» JOB:
Transcribe the entries that follow, word for word.

#### EXERCISE INPUTS ####

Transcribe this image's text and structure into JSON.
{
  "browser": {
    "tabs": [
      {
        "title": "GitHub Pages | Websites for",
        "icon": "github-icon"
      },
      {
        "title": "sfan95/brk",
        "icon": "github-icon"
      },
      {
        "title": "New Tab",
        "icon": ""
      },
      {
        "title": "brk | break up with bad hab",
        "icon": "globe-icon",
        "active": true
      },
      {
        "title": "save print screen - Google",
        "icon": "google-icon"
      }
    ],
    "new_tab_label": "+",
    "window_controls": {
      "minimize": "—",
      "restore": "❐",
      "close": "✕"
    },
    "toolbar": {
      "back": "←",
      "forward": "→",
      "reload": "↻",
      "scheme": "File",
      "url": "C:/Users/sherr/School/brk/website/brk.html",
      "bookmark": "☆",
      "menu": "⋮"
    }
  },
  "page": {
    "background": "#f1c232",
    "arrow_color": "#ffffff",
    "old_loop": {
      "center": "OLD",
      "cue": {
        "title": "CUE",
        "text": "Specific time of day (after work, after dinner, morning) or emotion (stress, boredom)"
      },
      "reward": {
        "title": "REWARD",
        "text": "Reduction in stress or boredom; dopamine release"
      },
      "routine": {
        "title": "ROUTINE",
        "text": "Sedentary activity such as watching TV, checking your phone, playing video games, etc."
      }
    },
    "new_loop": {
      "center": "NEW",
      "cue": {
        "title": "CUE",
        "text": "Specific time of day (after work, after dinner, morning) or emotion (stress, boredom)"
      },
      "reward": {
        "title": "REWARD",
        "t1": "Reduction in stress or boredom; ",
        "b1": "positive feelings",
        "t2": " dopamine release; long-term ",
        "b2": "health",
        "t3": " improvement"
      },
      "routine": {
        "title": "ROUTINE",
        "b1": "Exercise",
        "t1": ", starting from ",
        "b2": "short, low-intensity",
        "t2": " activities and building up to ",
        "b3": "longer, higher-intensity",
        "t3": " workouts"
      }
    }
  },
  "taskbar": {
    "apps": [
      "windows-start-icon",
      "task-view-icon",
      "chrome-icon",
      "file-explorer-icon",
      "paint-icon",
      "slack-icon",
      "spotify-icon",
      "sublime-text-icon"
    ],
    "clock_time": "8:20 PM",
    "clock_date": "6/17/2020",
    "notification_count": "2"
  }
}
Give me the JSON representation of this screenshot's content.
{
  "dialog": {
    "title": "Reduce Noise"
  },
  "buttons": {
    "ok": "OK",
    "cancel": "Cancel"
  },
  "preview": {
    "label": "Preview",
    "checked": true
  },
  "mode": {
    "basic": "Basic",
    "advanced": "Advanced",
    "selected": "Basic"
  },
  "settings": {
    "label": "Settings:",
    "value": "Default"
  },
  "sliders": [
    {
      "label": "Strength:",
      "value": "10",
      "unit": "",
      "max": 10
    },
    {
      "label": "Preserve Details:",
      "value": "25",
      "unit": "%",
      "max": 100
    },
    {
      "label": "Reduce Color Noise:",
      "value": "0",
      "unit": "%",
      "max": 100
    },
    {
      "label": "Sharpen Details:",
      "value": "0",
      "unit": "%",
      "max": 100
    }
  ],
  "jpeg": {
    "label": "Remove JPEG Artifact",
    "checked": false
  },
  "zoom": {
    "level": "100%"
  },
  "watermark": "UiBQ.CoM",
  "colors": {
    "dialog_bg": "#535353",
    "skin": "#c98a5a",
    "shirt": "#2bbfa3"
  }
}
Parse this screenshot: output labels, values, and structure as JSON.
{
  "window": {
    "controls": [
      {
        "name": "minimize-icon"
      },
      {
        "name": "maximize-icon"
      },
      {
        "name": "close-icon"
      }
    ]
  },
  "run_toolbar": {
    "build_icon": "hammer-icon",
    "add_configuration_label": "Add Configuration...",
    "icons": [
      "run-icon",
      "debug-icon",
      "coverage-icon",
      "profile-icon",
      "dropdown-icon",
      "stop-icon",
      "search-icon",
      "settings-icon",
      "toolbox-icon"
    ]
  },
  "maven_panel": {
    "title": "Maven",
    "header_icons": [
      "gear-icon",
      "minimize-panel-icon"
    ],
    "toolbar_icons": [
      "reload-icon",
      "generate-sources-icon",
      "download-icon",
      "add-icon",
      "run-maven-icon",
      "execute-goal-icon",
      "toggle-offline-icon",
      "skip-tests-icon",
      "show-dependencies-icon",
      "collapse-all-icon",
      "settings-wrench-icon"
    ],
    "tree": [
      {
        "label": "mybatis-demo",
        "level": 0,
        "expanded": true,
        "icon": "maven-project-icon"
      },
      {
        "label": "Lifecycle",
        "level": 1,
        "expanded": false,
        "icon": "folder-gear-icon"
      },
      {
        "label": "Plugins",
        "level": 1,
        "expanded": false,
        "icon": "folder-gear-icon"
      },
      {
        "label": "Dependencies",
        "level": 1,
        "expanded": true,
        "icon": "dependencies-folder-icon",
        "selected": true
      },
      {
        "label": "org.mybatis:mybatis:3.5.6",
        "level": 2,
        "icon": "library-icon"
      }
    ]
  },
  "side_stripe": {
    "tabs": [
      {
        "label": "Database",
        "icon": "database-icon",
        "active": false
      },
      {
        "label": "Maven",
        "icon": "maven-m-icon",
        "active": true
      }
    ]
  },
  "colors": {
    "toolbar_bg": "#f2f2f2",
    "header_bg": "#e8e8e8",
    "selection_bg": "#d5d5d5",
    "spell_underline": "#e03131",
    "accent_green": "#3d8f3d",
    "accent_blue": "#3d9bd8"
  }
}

####

» EXERCISE ANSWER:
Transcribe this image's text and structure into JSON.
{
  "browser": {
    "tabs": [
      {
        "title": "GitHub Pages | Websites for",
        "icon": "github-icon"
      },
      {
        "title": "sfan95/brk",
        "icon": "github-icon"
      },
      {
        "title": "New Tab",
        "icon": ""
      },
      {
        "title": "brk | break up with bad hab",
        "icon": "globe-icon",
        "active": true
      },
      {
        "title": "save print screen - Google",
        "icon": "google-icon"
      }
    ],
    "new_tab_label": "+",
    "window_controls": {
      "minimize": "—",
      "restore": "❐",
      "close": "✕"
    },
    "toolbar": {
      "back": "←",
      "forward": "→",
      "reload": "↻",
      "scheme": "File",
      "url": "C:/Users/sherr/School/brk/website/brk.html",
      "bookmark": "☆",
      "menu": "⋮"
    }
  },
  "page": {
    "background": "#f1c232",
    "arrow_color": "#ffffff",
    "old_loop": {
      "center": "OLD",
      "cue": {
        "title": "CUE",
        "text": "Specific time of day (after work, after dinner, morning) or emotion (stress, boredom)"
      },
      "reward": {
        "title": "REWARD",
        "text": "Reduction in stress or boredom; dopamine release"
      },
      "routine": {
        "title": "ROUTINE",
        "text": "Sedentary activity such as watching TV, checking your phone, playing video games, etc."
      }
    },
    "new_loop": {
      "center": "NEW",
      "cue": {
        "title": "CUE",
        "text": "Specific time of day (after work, after dinner, morning) or emotion (stress, boredom)"
      },
      "reward": {
        "title": "REWARD",
        "t1": "Reduction in stress or boredom; ",
        "b1": "positive feelings",
        "t2": " dopamine release; long-term ",
        "b2": "health",
        "t3": " improvement"
      },
      "routine": {
        "title": "ROUTINE",
        "b1": "Exercise",
        "t1": ", starting from ",
        "b2": "short, low-intensity",
        "t2": " activities and building up to ",
        "b3": "longer, higher-intensity",
        "t3": " workouts"
      }
    }
  },
  "taskbar": {
    "apps": [
      "windows-start-icon",
      "task-view-icon",
      "chrome-icon",
      "file-explorer-icon",
      "paint-icon",
      "slack-icon",
      "spotify-icon",
      "sublime-text-icon"
    ],
    "clock_time": "8:20 PM",
    "clock_date": "6/17/2020",
    "notification_count": "2"
  }
}
Give me the JSON representation of this screenshot's content.
{
  "dialog": {
    "title": "Reduce Noise"
  },
  "buttons": {
    "ok": "OK",
    "cancel": "Cancel"
  },
  "preview": {
    "label": "Preview",
    "checked": true
  },
  "mode": {
    "basic": "Basic",
    "advanced": "Advanced",
    "selected": "Basic"
  },
  "settings": {
    "label": "Settings:",
    "value": "Default"
  },
  "sliders": [
    {
      "label": "Strength:",
      "value": "10",
      "unit": "",
      "max": 10
    },
    {
      "label": "Preserve Details:",
      "value": "25",
      "unit": "%",
      "max": 100
    },
    {
      "label": "Reduce Color Noise:",
      "value": "0",
      "unit": "%",
      "max": 100
    },
    {
      "label": "Sharpen Details:",
      "value": "0",
      "unit": "%",
      "max": 100
    }
  ],
  "jpeg": {
    "label": "Remove JPEG Artifact",
    "checked": false
  },
  "zoom": {
    "level": "100%"
  },
  "watermark": "UiBQ.CoM",
  "colors": {
    "dialog_bg": "#535353",
    "skin": "#c98a5a",
    "shirt": "#2bbfa3"
  }
}
Parse this screenshot: output labels, values, and structure as JSON.
{
  "window": {
    "controls": [
      {
        "name": "minimize-icon"
      },
      {
        "name": "maximize-icon"
      },
      {
        "name": "close-icon"
      }
    ]
  },
  "run_toolbar": {
    "build_icon": "hammer-icon",
    "add_configuration_label": "Add Configuration...",
    "icons": [
      "run-icon",
      "debug-icon",
      "coverage-icon",
      "profile-icon",
      "dropdown-icon",
      "stop-icon",
      "search-icon",
      "settings-icon",
      "toolbox-icon"
    ]
  },
  "maven_panel": {
    "title": "Maven",
    "header_icons": [
      "gear-icon",
      "minimize-panel-icon"
    ],
    "toolbar_icons": [
      "reload-icon",
      "generate-sources-icon",
      "download-icon",
      "add-icon",
      "run-maven-icon",
      "execute-goal-icon",
      "toggle-offline-icon",
      "skip-tests-icon",
      "show-dependencies-icon",
      "collapse-all-icon",
      "settings-wrench-icon"
    ],
    "tree": [
      {
        "label": "mybatis-demo",
        "level": 0,
        "expanded": true,
        "icon": "maven-project-icon"
      },
      {
        "label": "Lifecycle",
        "level": 1,
        "expanded": false,
        "icon": "folder-gear-icon"
      },
      {
        "label": "Plugins",
        "level": 1,
        "expanded": false,
        "icon": "folder-gear-icon"
      },
      {
        "label": "Dependencies",
        "level": 1,
        "expanded": true,
        "icon": "dependencies-folder-icon",
        "selected": true
      },
      {
        "label": "org.mybatis:mybatis:3.5.6",
        "level": 2,
        "icon": "library-icon"
      }
    ]
  },
  "side_stripe": {
    "tabs": [
      {
        "label": "Database",
        "icon": "database-icon",
        "active": false
      },
      {
        "label": "Maven",
        "icon": "maven-m-icon",
        "active": true
      }
    ]
  },
  "colors": {
    "toolbar_bg": "#f2f2f2",
    "header_bg": "#e8e8e8",
    "selection_bg": "#d5d5d5",
    "spell_underline": "#e03131",
    "accent_green": "#3d8f3d",
    "accent_blue": "#3d9bd8"
  }
}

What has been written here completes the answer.